EXERCISE
Please copy everything from the first of the rows below down to the row containing "- box-2024-12-10: [961, 447, 972, 466]", including both, reproducing each line without any change.

DATA SUPPLIED

# # # #

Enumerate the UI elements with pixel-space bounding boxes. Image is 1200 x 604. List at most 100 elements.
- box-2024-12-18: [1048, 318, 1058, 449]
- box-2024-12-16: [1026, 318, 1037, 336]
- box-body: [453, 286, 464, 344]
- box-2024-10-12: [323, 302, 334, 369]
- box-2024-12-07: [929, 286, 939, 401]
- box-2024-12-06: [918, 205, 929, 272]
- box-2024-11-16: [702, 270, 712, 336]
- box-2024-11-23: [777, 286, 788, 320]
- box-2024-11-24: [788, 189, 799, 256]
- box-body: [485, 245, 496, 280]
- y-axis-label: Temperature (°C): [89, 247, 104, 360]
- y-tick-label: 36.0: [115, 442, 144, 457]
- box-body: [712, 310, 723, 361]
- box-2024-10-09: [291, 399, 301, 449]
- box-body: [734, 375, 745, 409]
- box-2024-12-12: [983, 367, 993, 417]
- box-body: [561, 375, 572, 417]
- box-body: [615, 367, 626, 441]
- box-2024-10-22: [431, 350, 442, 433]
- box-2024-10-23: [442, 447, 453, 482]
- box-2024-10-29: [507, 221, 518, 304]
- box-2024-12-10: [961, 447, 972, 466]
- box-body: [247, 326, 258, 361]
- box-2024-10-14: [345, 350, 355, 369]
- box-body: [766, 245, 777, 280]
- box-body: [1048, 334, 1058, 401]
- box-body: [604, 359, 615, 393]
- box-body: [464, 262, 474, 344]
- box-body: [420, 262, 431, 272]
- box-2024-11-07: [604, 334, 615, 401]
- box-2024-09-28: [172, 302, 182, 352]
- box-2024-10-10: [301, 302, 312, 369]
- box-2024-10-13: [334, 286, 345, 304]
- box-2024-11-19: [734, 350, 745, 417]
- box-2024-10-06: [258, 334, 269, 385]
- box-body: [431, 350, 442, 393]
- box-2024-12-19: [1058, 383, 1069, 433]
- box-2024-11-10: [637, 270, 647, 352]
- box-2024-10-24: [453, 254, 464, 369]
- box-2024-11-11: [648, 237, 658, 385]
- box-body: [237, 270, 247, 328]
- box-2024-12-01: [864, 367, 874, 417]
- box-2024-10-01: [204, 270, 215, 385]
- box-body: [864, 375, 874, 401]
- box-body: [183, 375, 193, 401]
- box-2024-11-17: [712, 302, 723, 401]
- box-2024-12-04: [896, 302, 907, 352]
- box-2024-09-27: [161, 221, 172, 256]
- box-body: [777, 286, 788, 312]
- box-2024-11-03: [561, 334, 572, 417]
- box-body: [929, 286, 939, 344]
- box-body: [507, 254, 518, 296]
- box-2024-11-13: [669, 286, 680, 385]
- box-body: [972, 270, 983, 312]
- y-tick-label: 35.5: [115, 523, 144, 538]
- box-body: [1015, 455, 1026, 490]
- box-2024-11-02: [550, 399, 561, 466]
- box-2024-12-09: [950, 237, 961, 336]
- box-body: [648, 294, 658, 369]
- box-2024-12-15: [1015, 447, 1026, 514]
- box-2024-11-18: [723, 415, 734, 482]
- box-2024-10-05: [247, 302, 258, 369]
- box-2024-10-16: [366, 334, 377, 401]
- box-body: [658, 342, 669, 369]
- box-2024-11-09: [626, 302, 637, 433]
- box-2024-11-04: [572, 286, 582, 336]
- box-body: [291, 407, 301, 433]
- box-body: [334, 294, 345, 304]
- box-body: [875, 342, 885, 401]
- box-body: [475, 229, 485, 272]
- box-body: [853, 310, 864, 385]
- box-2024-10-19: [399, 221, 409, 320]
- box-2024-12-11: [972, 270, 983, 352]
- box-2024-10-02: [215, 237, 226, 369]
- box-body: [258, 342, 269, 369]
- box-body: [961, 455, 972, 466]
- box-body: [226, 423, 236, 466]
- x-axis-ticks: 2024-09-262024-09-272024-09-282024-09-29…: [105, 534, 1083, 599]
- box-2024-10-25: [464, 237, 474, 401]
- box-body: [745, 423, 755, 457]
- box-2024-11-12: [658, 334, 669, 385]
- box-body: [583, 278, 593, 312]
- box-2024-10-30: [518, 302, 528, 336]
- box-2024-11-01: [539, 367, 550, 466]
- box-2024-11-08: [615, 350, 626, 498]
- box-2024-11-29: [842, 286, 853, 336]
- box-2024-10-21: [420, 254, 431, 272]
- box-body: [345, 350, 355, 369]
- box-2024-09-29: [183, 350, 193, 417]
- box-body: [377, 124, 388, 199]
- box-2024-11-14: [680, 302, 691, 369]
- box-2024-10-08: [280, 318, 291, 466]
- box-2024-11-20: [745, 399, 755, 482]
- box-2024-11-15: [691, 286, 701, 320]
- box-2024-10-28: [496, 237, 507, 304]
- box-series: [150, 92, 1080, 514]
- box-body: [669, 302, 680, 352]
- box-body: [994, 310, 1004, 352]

# # # #

RESULT OF THIS TASK
Enumerate the UI elements with pixel-space bounding boxes. Image is 1200 x 604. List at most 100 elements.
- box-2024-12-18: [1048, 318, 1058, 449]
- box-2024-12-16: [1026, 318, 1037, 336]
- box-body: [453, 286, 464, 344]
- box-2024-10-12: [323, 302, 334, 369]
- box-2024-12-07: [929, 286, 939, 401]
- box-2024-12-06: [918, 205, 929, 272]
- box-2024-11-16: [702, 270, 712, 336]
- box-2024-11-23: [777, 286, 788, 320]
- box-2024-11-24: [788, 189, 799, 256]
- box-body: [485, 245, 496, 280]
- y-axis-label: Temperature (°C): [89, 247, 104, 360]
- y-tick-label: 36.0: [115, 442, 144, 457]
- box-body: [712, 310, 723, 361]
- box-2024-10-09: [291, 399, 301, 449]
- box-body: [734, 375, 745, 409]
- box-2024-12-12: [983, 367, 993, 417]
- box-body: [561, 375, 572, 417]
- box-body: [615, 367, 626, 441]
- box-2024-10-22: [431, 350, 442, 433]
- box-2024-10-23: [442, 447, 453, 482]
- box-2024-10-29: [507, 221, 518, 304]
- box-2024-12-10: [961, 447, 972, 466]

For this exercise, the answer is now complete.